* Task material:
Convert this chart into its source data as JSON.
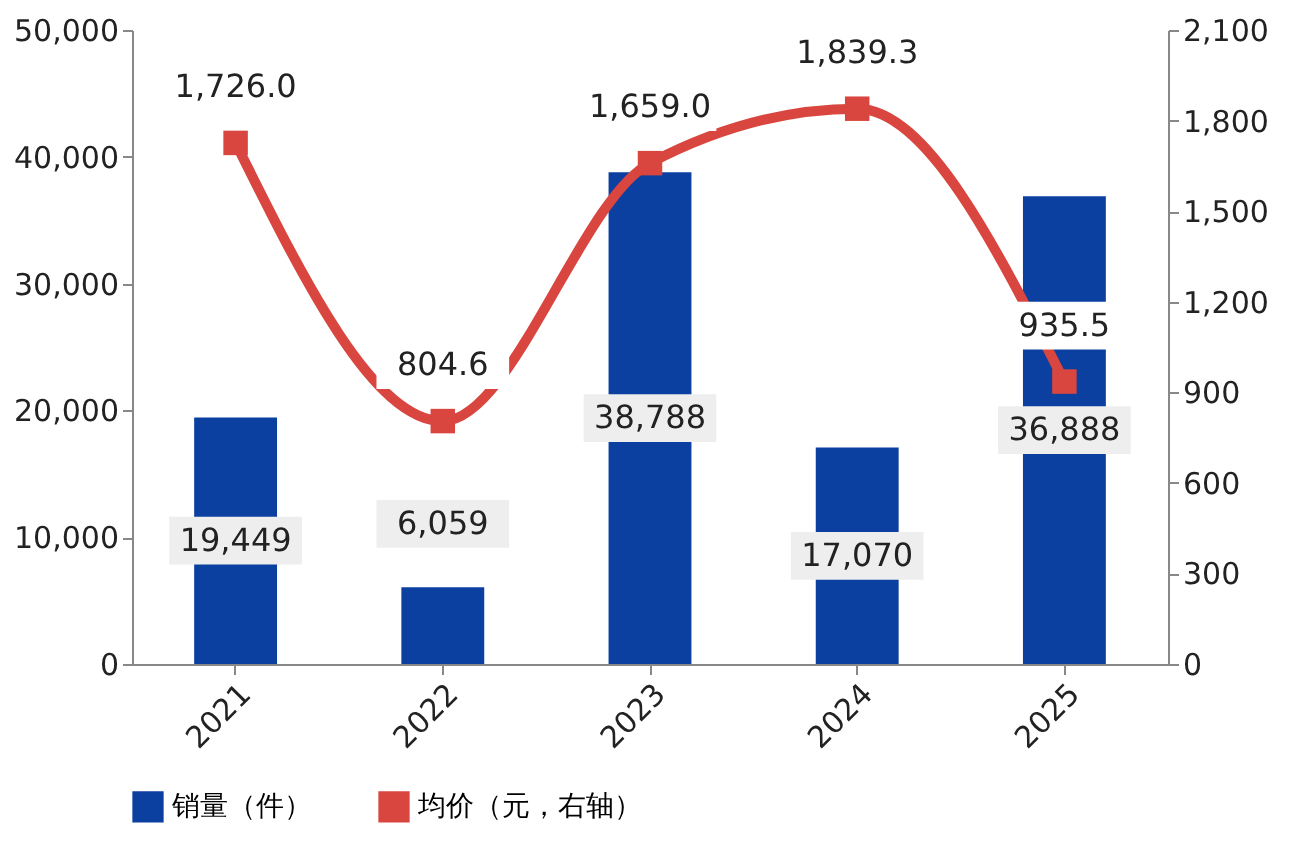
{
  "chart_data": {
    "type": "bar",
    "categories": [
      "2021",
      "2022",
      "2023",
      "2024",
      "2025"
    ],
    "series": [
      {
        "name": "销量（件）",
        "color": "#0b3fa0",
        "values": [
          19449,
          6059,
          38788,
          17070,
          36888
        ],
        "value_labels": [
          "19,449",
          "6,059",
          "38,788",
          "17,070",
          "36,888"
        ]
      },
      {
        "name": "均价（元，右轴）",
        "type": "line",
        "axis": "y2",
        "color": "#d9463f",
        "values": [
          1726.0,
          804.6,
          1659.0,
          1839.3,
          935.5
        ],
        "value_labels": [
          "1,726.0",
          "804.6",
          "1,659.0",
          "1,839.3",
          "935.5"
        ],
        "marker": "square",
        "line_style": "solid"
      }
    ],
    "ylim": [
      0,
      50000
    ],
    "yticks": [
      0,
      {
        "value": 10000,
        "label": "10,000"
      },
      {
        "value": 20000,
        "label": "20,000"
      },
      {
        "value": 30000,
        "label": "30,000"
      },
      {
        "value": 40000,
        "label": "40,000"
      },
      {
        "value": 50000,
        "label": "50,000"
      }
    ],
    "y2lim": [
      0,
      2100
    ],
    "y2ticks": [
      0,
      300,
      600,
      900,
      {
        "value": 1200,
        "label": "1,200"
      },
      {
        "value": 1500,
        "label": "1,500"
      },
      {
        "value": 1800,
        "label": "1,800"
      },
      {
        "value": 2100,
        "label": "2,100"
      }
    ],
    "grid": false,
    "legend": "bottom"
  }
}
...
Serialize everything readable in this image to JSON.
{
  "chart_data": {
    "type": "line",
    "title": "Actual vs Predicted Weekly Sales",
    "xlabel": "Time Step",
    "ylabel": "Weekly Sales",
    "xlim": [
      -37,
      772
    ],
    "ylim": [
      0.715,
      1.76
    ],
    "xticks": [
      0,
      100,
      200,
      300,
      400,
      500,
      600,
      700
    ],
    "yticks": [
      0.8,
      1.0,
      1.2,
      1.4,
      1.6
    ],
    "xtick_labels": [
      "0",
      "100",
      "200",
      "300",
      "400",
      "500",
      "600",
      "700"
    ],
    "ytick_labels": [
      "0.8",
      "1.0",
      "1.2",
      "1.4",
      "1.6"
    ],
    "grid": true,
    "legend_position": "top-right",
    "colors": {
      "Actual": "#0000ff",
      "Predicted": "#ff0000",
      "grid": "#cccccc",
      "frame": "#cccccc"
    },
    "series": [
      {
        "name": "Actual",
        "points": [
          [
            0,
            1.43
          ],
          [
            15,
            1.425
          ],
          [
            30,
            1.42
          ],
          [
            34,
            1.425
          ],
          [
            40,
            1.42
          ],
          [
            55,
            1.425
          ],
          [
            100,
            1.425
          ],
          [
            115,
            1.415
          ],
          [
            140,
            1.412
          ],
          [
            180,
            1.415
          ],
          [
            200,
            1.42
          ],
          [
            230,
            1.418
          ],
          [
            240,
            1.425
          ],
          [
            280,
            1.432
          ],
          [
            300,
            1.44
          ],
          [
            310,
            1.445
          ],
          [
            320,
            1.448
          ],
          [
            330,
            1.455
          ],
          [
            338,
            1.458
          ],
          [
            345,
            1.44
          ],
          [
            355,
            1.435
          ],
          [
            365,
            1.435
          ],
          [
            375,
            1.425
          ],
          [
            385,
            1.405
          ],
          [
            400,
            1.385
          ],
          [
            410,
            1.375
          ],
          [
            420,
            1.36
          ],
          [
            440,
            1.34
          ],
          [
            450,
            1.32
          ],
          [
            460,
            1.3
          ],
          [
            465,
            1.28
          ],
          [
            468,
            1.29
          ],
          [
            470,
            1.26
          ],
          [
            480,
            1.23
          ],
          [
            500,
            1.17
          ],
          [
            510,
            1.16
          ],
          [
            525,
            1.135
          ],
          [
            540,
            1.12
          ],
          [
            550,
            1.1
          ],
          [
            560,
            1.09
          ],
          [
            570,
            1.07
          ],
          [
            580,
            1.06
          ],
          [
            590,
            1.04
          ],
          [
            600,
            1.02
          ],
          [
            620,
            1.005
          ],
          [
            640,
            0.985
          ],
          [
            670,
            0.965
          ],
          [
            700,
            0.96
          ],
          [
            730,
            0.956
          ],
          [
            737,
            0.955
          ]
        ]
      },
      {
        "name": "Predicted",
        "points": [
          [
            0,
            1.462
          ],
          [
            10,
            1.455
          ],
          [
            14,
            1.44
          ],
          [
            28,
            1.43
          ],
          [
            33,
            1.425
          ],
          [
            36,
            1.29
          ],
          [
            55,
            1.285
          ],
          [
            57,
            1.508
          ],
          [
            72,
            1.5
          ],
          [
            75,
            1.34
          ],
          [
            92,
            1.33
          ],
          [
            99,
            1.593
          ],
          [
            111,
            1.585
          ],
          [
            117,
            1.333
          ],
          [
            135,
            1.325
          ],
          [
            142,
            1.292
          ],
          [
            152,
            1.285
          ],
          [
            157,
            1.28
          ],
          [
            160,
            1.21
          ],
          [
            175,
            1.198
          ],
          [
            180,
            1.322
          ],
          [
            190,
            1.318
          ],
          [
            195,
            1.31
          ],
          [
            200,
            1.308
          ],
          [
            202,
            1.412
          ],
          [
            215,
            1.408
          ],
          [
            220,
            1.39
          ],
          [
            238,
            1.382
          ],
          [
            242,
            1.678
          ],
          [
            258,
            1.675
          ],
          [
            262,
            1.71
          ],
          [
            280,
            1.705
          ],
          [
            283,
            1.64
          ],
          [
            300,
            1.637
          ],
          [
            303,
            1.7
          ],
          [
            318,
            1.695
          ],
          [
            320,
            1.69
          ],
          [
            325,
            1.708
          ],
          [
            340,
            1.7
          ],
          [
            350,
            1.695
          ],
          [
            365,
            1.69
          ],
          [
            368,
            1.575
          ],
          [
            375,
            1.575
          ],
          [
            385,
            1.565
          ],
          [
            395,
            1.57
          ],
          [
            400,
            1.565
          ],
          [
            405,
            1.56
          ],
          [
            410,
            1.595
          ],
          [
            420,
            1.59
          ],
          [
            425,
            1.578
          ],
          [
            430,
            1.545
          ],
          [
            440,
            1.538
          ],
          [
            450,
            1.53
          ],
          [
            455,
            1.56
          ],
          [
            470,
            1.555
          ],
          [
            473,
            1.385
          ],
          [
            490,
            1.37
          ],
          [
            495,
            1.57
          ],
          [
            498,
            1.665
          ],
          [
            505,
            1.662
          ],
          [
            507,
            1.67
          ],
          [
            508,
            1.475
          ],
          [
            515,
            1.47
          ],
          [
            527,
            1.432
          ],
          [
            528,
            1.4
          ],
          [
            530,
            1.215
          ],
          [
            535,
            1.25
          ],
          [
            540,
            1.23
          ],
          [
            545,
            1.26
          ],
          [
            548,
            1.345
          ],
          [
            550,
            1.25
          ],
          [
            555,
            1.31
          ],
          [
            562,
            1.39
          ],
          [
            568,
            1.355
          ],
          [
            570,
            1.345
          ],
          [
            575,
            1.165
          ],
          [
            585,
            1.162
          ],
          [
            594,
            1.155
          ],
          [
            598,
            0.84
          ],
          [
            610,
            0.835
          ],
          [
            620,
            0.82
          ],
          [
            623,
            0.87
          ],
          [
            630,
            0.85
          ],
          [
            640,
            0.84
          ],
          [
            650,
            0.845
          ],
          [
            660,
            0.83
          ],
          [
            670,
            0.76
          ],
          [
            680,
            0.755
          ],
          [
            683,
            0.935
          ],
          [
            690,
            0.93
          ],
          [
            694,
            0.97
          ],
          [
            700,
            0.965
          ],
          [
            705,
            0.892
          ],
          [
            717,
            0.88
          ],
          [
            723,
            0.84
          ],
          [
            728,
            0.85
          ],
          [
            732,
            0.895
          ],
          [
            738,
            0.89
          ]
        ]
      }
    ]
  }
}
* * *
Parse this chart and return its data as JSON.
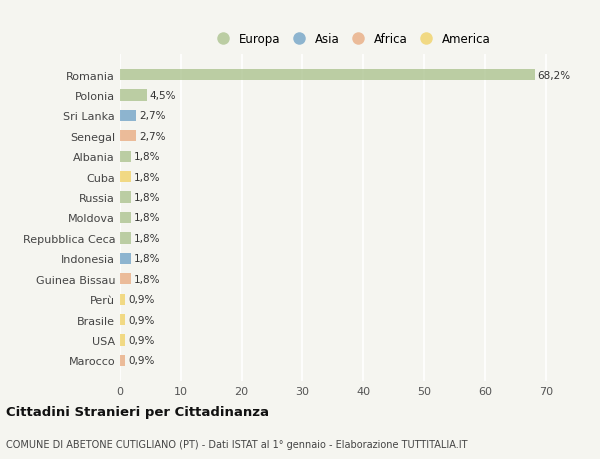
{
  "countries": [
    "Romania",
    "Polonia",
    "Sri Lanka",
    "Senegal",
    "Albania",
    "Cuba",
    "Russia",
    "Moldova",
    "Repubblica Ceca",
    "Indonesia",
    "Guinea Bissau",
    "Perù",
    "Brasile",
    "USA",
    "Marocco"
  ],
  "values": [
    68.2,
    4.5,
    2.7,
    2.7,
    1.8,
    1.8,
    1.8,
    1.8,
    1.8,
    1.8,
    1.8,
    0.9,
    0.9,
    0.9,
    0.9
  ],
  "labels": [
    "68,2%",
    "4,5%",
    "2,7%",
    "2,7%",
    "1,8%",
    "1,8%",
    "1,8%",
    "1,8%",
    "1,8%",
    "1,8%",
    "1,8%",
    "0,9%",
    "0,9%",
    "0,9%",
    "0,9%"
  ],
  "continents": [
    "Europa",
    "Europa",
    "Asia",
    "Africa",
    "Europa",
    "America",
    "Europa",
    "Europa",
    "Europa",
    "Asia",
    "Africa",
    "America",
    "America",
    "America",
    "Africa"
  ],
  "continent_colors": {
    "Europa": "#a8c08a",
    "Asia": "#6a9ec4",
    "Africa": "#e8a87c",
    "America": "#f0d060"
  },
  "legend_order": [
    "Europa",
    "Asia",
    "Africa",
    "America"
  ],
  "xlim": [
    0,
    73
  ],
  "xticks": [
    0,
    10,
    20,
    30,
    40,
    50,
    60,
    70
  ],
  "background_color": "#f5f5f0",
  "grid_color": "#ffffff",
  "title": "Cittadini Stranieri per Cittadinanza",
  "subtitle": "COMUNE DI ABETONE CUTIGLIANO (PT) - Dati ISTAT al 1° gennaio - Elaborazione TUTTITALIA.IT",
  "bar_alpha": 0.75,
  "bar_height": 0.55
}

* Description of the task:
Search the data above for lines holding "this" and copy each of them.

* Problem solution:
Convert this chart into its source data as JSON.
Serialize everything readable in this image to JSON.
Parse this chart and return its data as JSON.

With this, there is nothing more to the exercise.